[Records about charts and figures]

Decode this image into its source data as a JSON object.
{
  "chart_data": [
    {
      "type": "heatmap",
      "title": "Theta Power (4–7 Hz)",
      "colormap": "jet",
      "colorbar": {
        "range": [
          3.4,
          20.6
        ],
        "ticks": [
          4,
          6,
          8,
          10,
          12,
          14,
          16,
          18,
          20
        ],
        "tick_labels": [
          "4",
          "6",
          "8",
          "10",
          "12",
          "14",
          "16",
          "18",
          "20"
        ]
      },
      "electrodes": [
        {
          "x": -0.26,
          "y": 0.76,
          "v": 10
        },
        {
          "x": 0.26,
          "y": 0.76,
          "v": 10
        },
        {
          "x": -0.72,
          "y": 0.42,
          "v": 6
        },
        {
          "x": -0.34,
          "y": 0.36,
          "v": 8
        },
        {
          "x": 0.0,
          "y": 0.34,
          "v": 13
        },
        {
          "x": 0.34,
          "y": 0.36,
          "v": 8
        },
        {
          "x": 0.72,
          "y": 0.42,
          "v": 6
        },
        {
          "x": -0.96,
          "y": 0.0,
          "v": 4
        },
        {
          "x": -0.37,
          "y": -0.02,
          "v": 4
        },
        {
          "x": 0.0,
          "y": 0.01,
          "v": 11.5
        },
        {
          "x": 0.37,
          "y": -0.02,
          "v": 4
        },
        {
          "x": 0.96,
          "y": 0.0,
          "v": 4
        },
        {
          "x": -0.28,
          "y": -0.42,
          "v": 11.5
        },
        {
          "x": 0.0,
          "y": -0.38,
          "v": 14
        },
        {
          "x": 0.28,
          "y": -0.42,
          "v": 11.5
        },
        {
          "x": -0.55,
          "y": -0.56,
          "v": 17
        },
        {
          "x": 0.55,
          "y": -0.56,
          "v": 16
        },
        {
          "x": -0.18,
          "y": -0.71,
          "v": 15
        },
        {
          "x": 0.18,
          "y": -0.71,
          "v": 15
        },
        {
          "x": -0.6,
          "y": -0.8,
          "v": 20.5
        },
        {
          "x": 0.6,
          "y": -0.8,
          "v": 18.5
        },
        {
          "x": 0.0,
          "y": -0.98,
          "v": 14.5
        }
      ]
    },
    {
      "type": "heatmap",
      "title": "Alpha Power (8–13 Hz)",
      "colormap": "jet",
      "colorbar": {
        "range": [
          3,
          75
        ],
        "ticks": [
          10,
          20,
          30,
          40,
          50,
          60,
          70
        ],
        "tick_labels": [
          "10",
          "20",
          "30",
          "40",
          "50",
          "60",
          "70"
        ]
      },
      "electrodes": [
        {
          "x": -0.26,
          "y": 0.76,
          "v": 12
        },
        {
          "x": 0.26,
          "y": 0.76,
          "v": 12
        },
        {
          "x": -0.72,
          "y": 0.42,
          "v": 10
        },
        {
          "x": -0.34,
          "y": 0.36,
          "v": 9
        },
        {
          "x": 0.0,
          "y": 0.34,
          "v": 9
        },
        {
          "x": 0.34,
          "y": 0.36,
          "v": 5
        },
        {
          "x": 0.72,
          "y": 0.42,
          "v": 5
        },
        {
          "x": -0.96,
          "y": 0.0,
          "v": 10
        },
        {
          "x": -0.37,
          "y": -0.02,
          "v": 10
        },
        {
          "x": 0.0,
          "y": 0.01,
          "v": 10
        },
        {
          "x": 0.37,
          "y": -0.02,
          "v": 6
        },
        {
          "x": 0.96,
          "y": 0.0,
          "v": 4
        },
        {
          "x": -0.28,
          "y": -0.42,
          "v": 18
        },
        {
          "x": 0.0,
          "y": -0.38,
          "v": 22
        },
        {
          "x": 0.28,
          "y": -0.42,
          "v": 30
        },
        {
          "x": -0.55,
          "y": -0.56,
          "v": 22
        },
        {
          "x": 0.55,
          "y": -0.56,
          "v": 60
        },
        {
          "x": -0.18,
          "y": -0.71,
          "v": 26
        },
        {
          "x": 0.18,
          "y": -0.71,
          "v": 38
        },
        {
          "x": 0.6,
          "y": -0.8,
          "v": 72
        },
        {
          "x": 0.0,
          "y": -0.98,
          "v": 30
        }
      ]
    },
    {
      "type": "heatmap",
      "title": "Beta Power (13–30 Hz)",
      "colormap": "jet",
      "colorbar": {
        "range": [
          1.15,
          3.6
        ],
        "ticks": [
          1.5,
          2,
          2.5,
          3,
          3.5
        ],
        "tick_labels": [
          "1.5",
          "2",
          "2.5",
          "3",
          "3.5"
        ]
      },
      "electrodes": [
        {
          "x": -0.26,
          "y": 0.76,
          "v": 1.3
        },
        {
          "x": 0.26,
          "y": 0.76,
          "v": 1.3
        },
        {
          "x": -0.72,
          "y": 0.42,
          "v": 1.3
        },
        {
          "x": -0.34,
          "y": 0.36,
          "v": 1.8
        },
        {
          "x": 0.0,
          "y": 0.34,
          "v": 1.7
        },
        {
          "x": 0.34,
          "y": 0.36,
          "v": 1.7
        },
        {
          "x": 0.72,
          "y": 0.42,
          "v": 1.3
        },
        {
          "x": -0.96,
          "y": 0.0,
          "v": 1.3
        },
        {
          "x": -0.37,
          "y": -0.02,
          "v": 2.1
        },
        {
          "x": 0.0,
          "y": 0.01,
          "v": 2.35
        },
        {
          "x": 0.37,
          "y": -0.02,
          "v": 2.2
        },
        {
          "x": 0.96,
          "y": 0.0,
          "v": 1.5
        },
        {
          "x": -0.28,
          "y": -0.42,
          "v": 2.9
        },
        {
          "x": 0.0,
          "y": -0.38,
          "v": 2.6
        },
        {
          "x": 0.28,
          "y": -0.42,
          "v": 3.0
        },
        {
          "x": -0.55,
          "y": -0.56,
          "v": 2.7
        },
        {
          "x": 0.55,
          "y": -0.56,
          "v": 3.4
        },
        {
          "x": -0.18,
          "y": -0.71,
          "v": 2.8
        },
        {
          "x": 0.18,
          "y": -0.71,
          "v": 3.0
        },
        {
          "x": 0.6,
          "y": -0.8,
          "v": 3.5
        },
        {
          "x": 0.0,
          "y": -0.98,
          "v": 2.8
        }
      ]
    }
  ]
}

__What to work on__
Write the listing out again, exactly as it reads.

__Exercise solution__
Decode this image into its source data as a JSON object.
{
  "chart_data": [
    {
      "type": "heatmap",
      "title": "Theta Power (4–7 Hz)",
      "colormap": "jet",
      "colorbar": {
        "range": [
          3.4,
          20.6
        ],
        "ticks": [
          4,
          6,
          8,
          10,
          12,
          14,
          16,
          18,
          20
        ],
        "tick_labels": [
          "4",
          "6",
          "8",
          "10",
          "12",
          "14",
          "16",
          "18",
          "20"
        ]
      },
      "electrodes": [
        {
          "x": -0.26,
          "y": 0.76,
          "v": 10
        },
        {
          "x": 0.26,
          "y": 0.76,
          "v": 10
        },
        {
          "x": -0.72,
          "y": 0.42,
          "v": 6
        },
        {
          "x": -0.34,
          "y": 0.36,
          "v": 8
        },
        {
          "x": 0.0,
          "y": 0.34,
          "v": 13
        },
        {
          "x": 0.34,
          "y": 0.36,
          "v": 8
        },
        {
          "x": 0.72,
          "y": 0.42,
          "v": 6
        },
        {
          "x": -0.96,
          "y": 0.0,
          "v": 4
        },
        {
          "x": -0.37,
          "y": -0.02,
          "v": 4
        },
        {
          "x": 0.0,
          "y": 0.01,
          "v": 11.5
        },
        {
          "x": 0.37,
          "y": -0.02,
          "v": 4
        },
        {
          "x": 0.96,
          "y": 0.0,
          "v": 4
        },
        {
          "x": -0.28,
          "y": -0.42,
          "v": 11.5
        },
        {
          "x": 0.0,
          "y": -0.38,
          "v": 14
        },
        {
          "x": 0.28,
          "y": -0.42,
          "v": 11.5
        },
        {
          "x": -0.55,
          "y": -0.56,
          "v": 17
        },
        {
          "x": 0.55,
          "y": -0.56,
          "v": 16
        },
        {
          "x": -0.18,
          "y": -0.71,
          "v": 15
        },
        {
          "x": 0.18,
          "y": -0.71,
          "v": 15
        },
        {
          "x": -0.6,
          "y": -0.8,
          "v": 20.5
        },
        {
          "x": 0.6,
          "y": -0.8,
          "v": 18.5
        },
        {
          "x": 0.0,
          "y": -0.98,
          "v": 14.5
        }
      ]
    },
    {
      "type": "heatmap",
      "title": "Alpha Power (8–13 Hz)",
      "colormap": "jet",
      "colorbar": {
        "range": [
          3,
          75
        ],
        "ticks": [
          10,
          20,
          30,
          40,
          50,
          60,
          70
        ],
        "tick_labels": [
          "10",
          "20",
          "30",
          "40",
          "50",
          "60",
          "70"
        ]
      },
      "electrodes": [
        {
          "x": -0.26,
          "y": 0.76,
          "v": 12
        },
        {
          "x": 0.26,
          "y": 0.76,
          "v": 12
        },
        {
          "x": -0.72,
          "y": 0.42,
          "v": 10
        },
        {
          "x": -0.34,
          "y": 0.36,
          "v": 9
        },
        {
          "x": 0.0,
          "y": 0.34,
          "v": 9
        },
        {
          "x": 0.34,
          "y": 0.36,
          "v": 5
        },
        {
          "x": 0.72,
          "y": 0.42,
          "v": 5
        },
        {
          "x": -0.96,
          "y": 0.0,
          "v": 10
        },
        {
          "x": -0.37,
          "y": -0.02,
          "v": 10
        },
        {
          "x": 0.0,
          "y": 0.01,
          "v": 10
        },
        {
          "x": 0.37,
          "y": -0.02,
          "v": 6
        },
        {
          "x": 0.96,
          "y": 0.0,
          "v": 4
        },
        {
          "x": -0.28,
          "y": -0.42,
          "v": 18
        },
        {
          "x": 0.0,
          "y": -0.38,
          "v": 22
        },
        {
          "x": 0.28,
          "y": -0.42,
          "v": 30
        },
        {
          "x": -0.55,
          "y": -0.56,
          "v": 22
        },
        {
          "x": 0.55,
          "y": -0.56,
          "v": 60
        },
        {
          "x": -0.18,
          "y": -0.71,
          "v": 26
        },
        {
          "x": 0.18,
          "y": -0.71,
          "v": 38
        },
        {
          "x": 0.6,
          "y": -0.8,
          "v": 72
        },
        {
          "x": 0.0,
          "y": -0.98,
          "v": 30
        }
      ]
    },
    {
      "type": "heatmap",
      "title": "Beta Power (13–30 Hz)",
      "colormap": "jet",
      "colorbar": {
        "range": [
          1.15,
          3.6
        ],
        "ticks": [
          1.5,
          2,
          2.5,
          3,
          3.5
        ],
        "tick_labels": [
          "1.5",
          "2",
          "2.5",
          "3",
          "3.5"
        ]
      },
      "electrodes": [
        {
          "x": -0.26,
          "y": 0.76,
          "v": 1.3
        },
        {
          "x": 0.26,
          "y": 0.76,
          "v": 1.3
        },
        {
          "x": -0.72,
          "y": 0.42,
          "v": 1.3
        },
        {
          "x": -0.34,
          "y": 0.36,
          "v": 1.8
        },
        {
          "x": 0.0,
          "y": 0.34,
          "v": 1.7
        },
        {
          "x": 0.34,
          "y": 0.36,
          "v": 1.7
        },
        {
          "x": 0.72,
          "y": 0.42,
          "v": 1.3
        },
        {
          "x": -0.96,
          "y": 0.0,
          "v": 1.3
        },
        {
          "x": -0.37,
          "y": -0.02,
          "v": 2.1
        },
        {
          "x": 0.0,
          "y": 0.01,
          "v": 2.35
        },
        {
          "x": 0.37,
          "y": -0.02,
          "v": 2.2
        },
        {
          "x": 0.96,
          "y": 0.0,
          "v": 1.5
        },
        {
          "x": -0.28,
          "y": -0.42,
          "v": 2.9
        },
        {
          "x": 0.0,
          "y": -0.38,
          "v": 2.6
        },
        {
          "x": 0.28,
          "y": -0.42,
          "v": 3.0
        },
        {
          "x": -0.55,
          "y": -0.56,
          "v": 2.7
        },
        {
          "x": 0.55,
          "y": -0.56,
          "v": 3.4
        },
        {
          "x": -0.18,
          "y": -0.71,
          "v": 2.8
        },
        {
          "x": 0.18,
          "y": -0.71,
          "v": 3.0
        },
        {
          "x": 0.6,
          "y": -0.8,
          "v": 3.5
        },
        {
          "x": 0.0,
          "y": -0.98,
          "v": 2.8
        }
      ]
    }
  ]
}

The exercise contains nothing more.